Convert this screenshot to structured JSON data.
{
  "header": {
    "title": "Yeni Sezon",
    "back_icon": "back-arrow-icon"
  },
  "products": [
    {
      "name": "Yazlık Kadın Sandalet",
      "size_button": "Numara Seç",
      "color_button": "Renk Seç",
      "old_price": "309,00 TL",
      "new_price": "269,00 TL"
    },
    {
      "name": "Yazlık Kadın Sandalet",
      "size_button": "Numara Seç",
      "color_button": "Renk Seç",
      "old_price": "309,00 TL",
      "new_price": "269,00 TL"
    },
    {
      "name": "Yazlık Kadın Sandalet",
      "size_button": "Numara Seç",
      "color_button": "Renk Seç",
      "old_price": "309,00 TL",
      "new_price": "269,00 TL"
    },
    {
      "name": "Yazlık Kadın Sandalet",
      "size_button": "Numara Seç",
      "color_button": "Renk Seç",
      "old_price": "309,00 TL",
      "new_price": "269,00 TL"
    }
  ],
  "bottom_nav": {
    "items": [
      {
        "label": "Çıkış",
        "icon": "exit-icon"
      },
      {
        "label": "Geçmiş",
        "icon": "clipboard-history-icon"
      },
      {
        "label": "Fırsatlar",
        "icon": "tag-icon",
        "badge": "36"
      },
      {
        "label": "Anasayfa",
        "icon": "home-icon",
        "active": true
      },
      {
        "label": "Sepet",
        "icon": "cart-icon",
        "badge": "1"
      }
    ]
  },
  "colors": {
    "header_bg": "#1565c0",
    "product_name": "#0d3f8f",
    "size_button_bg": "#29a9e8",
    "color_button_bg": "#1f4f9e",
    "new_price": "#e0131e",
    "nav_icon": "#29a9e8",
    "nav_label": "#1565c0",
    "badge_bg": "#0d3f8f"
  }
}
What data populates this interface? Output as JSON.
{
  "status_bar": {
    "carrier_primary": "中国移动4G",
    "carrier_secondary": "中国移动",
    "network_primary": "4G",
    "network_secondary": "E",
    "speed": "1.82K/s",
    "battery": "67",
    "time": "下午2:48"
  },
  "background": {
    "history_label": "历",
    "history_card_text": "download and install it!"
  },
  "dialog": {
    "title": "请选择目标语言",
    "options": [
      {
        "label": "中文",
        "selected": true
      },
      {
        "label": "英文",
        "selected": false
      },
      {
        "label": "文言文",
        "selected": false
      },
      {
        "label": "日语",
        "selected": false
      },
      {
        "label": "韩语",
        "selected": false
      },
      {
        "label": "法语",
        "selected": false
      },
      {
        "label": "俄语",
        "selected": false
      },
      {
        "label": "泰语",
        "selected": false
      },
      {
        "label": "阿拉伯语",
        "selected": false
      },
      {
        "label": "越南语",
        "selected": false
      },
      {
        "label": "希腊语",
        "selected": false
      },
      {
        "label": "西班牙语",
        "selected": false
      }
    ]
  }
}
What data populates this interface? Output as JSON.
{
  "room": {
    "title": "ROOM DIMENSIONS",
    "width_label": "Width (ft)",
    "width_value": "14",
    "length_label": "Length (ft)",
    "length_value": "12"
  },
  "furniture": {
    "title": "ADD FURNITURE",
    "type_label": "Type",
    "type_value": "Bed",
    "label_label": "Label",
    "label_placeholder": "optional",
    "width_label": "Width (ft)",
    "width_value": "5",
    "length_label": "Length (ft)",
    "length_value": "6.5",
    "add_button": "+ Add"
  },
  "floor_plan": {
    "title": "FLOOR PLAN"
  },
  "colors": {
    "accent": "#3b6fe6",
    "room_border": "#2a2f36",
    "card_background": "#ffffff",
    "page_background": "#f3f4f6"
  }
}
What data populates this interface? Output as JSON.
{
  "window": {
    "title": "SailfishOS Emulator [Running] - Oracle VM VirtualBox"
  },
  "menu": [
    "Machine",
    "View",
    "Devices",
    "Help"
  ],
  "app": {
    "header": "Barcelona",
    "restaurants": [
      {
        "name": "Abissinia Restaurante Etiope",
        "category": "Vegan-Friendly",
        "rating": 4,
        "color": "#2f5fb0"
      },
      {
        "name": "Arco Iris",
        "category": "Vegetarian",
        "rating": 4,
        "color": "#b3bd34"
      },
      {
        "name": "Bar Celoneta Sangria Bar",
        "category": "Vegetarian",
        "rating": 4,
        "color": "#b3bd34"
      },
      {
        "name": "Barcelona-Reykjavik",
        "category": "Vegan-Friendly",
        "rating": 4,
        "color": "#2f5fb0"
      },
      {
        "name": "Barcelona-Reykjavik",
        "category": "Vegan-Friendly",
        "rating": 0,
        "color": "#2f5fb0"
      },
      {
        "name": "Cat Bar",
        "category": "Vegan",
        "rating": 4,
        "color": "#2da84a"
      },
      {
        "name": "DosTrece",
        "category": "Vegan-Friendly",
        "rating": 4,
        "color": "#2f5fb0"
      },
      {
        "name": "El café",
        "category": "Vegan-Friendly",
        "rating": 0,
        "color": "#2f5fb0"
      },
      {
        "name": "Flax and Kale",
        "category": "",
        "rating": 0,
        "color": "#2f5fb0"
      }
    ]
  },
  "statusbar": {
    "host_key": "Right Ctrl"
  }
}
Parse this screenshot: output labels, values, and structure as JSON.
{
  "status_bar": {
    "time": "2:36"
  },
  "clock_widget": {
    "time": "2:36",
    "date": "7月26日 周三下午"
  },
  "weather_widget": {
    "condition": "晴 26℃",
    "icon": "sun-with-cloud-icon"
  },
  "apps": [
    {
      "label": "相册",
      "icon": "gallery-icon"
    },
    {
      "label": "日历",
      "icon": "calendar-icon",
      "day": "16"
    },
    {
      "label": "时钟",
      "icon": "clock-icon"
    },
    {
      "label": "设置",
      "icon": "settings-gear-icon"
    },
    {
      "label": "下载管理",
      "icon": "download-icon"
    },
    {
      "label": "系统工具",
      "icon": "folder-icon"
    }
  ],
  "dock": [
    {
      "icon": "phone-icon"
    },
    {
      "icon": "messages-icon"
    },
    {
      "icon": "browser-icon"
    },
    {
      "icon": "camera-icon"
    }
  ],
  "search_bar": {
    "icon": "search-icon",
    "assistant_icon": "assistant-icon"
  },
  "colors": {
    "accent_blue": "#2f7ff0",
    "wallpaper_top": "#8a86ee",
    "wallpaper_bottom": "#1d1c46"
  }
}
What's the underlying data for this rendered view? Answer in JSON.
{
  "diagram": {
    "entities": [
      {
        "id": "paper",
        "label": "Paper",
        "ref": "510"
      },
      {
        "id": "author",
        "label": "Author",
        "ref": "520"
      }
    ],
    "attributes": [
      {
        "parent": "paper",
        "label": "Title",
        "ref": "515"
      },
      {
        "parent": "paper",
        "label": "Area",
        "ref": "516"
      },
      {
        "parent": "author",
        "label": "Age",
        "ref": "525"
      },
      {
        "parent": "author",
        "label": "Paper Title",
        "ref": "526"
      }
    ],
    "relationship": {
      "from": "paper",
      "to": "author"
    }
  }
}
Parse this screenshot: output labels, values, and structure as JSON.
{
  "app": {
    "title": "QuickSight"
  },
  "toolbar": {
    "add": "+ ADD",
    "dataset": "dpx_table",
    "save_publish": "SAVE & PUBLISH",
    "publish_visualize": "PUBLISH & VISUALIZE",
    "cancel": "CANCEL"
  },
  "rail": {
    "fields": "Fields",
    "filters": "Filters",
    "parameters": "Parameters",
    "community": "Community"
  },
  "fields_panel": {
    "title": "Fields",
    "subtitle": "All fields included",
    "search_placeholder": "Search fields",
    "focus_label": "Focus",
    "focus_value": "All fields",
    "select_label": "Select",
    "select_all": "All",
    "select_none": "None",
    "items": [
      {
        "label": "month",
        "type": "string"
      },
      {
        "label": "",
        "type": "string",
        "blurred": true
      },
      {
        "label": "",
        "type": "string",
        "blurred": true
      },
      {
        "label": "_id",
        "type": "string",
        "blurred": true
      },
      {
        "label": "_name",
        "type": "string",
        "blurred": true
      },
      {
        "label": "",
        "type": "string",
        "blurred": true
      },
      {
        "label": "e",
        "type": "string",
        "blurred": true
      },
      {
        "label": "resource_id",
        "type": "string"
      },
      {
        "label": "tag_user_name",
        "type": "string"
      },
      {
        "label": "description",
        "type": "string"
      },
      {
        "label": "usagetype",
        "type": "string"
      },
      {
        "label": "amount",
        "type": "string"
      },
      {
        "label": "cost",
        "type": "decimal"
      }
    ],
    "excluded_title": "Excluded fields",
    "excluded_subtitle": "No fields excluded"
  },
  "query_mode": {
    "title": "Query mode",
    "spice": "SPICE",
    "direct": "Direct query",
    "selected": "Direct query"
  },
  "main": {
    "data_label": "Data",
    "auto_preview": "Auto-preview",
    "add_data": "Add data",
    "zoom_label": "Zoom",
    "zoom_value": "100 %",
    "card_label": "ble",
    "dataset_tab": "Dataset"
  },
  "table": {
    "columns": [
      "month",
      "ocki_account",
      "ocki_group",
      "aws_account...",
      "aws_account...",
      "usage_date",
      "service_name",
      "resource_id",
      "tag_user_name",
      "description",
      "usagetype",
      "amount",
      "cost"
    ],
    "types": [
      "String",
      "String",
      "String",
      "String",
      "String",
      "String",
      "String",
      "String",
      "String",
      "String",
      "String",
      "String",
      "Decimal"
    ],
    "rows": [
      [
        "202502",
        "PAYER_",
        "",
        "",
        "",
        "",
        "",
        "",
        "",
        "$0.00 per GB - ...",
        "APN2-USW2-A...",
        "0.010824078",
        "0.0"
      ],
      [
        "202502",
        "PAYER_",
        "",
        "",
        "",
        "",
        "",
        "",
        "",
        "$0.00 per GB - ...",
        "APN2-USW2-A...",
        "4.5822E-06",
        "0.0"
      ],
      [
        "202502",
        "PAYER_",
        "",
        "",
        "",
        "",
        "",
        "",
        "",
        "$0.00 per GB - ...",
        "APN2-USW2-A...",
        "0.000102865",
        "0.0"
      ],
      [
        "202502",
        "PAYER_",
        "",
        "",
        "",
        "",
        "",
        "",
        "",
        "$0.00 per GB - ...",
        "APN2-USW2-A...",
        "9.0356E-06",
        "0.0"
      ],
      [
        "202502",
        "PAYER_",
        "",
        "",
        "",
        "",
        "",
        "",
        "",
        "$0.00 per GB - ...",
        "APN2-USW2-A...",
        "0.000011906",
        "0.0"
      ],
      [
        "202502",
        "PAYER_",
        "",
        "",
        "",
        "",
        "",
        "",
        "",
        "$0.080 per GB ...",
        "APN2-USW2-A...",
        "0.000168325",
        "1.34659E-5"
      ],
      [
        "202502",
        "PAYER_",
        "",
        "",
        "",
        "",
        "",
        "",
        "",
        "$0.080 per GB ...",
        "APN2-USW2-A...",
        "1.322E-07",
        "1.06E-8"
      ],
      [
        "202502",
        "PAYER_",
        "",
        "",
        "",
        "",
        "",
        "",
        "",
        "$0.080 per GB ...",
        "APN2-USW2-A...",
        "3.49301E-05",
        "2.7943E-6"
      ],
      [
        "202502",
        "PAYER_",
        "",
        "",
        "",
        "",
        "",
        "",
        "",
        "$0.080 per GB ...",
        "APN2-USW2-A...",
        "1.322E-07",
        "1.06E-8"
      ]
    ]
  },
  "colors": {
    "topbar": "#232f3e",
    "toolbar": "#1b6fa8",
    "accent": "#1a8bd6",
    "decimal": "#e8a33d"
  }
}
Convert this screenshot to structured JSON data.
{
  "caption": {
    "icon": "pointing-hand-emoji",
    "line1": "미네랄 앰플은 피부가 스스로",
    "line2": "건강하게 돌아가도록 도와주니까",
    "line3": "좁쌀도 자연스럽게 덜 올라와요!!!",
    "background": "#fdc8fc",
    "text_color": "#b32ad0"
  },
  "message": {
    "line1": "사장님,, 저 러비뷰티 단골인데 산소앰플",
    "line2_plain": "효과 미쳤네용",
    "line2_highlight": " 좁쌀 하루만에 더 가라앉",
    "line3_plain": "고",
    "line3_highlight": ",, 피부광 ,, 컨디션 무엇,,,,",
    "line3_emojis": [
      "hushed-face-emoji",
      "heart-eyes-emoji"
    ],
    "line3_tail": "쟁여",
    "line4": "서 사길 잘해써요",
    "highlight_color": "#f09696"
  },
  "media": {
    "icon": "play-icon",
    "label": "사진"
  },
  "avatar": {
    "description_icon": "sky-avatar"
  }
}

════════════════

**Stated problem:**
Copy each line that holds the word "avatar".

**The reply:**
  "avatar": {
    "description_icon": "sky-avatar"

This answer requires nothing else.